— WRITTEN REQUEST —
Could you convert each line of the material below into a JSON list of strings, one string per line, with blank lines left out?

— RECORD SET —
— Start —

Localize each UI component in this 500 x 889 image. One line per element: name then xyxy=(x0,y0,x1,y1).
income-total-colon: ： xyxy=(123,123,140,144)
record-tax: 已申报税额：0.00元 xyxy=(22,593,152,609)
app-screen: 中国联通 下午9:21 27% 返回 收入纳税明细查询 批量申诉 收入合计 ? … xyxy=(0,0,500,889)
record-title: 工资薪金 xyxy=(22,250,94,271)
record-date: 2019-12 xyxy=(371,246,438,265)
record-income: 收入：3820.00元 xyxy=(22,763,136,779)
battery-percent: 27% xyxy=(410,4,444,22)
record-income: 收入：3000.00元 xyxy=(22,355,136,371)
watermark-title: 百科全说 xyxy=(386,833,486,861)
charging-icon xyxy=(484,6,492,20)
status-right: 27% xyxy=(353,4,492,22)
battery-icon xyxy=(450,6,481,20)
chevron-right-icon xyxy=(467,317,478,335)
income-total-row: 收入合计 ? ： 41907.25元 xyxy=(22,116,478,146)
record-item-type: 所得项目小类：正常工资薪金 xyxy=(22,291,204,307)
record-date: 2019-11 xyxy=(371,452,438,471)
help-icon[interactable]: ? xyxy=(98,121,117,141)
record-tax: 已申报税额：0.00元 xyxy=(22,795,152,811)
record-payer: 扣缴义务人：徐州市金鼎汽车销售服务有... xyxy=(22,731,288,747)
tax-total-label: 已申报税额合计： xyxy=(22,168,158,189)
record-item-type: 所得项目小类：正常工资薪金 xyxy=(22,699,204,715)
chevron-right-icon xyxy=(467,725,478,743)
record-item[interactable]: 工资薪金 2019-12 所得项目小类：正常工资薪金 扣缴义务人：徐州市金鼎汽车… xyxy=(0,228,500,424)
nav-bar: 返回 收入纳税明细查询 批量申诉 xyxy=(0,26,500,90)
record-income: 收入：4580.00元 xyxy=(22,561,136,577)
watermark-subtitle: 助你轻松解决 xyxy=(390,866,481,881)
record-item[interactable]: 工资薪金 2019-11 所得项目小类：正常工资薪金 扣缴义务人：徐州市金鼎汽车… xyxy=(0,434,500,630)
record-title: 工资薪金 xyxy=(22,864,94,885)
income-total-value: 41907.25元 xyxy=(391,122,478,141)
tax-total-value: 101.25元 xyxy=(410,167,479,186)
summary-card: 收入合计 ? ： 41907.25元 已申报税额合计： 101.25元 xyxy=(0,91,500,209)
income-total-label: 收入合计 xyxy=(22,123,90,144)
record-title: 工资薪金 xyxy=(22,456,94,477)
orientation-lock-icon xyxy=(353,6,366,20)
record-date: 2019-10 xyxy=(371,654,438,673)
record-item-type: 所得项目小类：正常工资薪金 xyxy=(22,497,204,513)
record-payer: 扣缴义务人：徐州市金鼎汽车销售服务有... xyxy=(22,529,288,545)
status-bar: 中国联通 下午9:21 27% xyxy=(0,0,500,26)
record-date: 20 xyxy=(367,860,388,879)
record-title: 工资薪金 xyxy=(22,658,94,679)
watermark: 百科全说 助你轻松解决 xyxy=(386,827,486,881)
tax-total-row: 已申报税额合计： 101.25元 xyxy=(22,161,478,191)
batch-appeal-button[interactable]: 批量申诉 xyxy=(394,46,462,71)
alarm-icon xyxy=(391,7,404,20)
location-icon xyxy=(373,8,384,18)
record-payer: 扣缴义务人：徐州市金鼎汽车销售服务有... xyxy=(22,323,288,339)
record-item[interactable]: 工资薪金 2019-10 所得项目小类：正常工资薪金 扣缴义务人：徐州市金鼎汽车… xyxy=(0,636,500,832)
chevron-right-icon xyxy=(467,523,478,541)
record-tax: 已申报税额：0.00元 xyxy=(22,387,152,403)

— End —

— COMPLETE RESPONSE —
[
  "Localize each UI component in this 500 x 889 image. One line per element: name then xyxy=(x0,y0,x1,y1).",
  "income-total-colon: ： xyxy=(123,123,140,144)",
  "record-tax: 已申报税额：0.00元 xyxy=(22,593,152,609)",
  "app-screen: 中国联通 下午9:21 27% 返回 收入纳税明细查询 批量申诉 收入合计 ? … xyxy=(0,0,500,889)",
  "record-title: 工资薪金 xyxy=(22,250,94,271)",
  "record-date: 2019-12 xyxy=(371,246,438,265)",
  "record-income: 收入：3820.00元 xyxy=(22,763,136,779)",
  "battery-percent: 27% xyxy=(410,4,444,22)",
  "record-income: 收入：3000.00元 xyxy=(22,355,136,371)",
  "watermark-title: 百科全说 xyxy=(386,833,486,861)",
  "charging-icon xyxy=(484,6,492,20)",
  "status-right: 27% xyxy=(353,4,492,22)",
  "battery-icon xyxy=(450,6,481,20)",
  "chevron-right-icon xyxy=(467,317,478,335)",
  "income-total-row: 收入合计 ? ： 41907.25元 xyxy=(22,116,478,146)",
  "record-item-type: 所得项目小类：正常工资薪金 xyxy=(22,291,204,307)",
  "record-date: 2019-11 xyxy=(371,452,438,471)",
  "help-icon[interactable]: ? xyxy=(98,121,117,141)",
  "record-tax: 已申报税额：0.00元 xyxy=(22,795,152,811)",
  "record-payer: 扣缴义务人：徐州市金鼎汽车销售服务有... xyxy=(22,731,288,747)",
  "tax-total-label: 已申报税额合计： xyxy=(22,168,158,189)",
  "record-item-type: 所得项目小类：正常工资薪金 xyxy=(22,699,204,715)",
  "chevron-right-icon xyxy=(467,725,478,743)",
  "record-item[interactable]: 工资薪金 2019-12 所得项目小类：正常工资薪金 扣缴义务人：徐州市金鼎汽车… xyxy=(0,228,500,424)",
  "nav-bar: 返回 收入纳税明细查询 批量申诉 xyxy=(0,26,500,90)",
  "record-income: 收入：4580.00元 xyxy=(22,561,136,577)",
  "watermark-subtitle: 助你轻松解决 xyxy=(390,866,481,881)",
  "record-item[interactable]: 工资薪金 2019-11 所得项目小类：正常工资薪金 扣缴义务人：徐州市金鼎汽车… xyxy=(0,434,500,630)",
  "record-title: 工资薪金 xyxy=(22,864,94,885)",
  "income-total-value: 41907.25元 xyxy=(391,122,478,141)",
  "tax-total-value: 101.25元 xyxy=(410,167,479,186)",
  "summary-card: 收入合计 ? ： 41907.25元 已申报税额合计： 101.25元 xyxy=(0,91,500,209)",
  "income-total-label: 收入合计 xyxy=(22,123,90,144)",
  "record-title: 工资薪金 xyxy=(22,456,94,477)",
  "orientation-lock-icon xyxy=(353,6,366,20)",
  "record-date: 2019-10 xyxy=(371,654,438,673)",
  "record-item-type: 所得项目小类：正常工资薪金 xyxy=(22,497,204,513)",
  "record-payer: 扣缴义务人：徐州市金鼎汽车销售服务有... xyxy=(22,529,288,545)",
  "status-bar: 中国联通 下午9:21 27% xyxy=(0,0,500,26)",
  "record-date: 20 xyxy=(367,860,388,879)",
  "record-title: 工资薪金 xyxy=(22,658,94,679)",
  "watermark: 百科全说 助你轻松解决 xyxy=(386,827,486,881)",
  "tax-total-row: 已申报税额合计： 101.25元 xyxy=(22,161,478,191)",
  "batch-appeal-button[interactable]: 批量申诉 xyxy=(394,46,462,71)",
  "alarm-icon xyxy=(391,7,404,20)",
  "location-icon xyxy=(373,8,384,18)",
  "record-payer: 扣缴义务人：徐州市金鼎汽车销售服务有... xyxy=(22,323,288,339)",
  "record-item[interactable]: 工资薪金 2019-10 所得项目小类：正常工资薪金 扣缴义务人：徐州市金鼎汽车… xyxy=(0,636,500,832)",
  "chevron-right-icon xyxy=(467,523,478,541)",
  "record-tax: 已申报税额：0.00元 xyxy=(22,387,152,403)"
]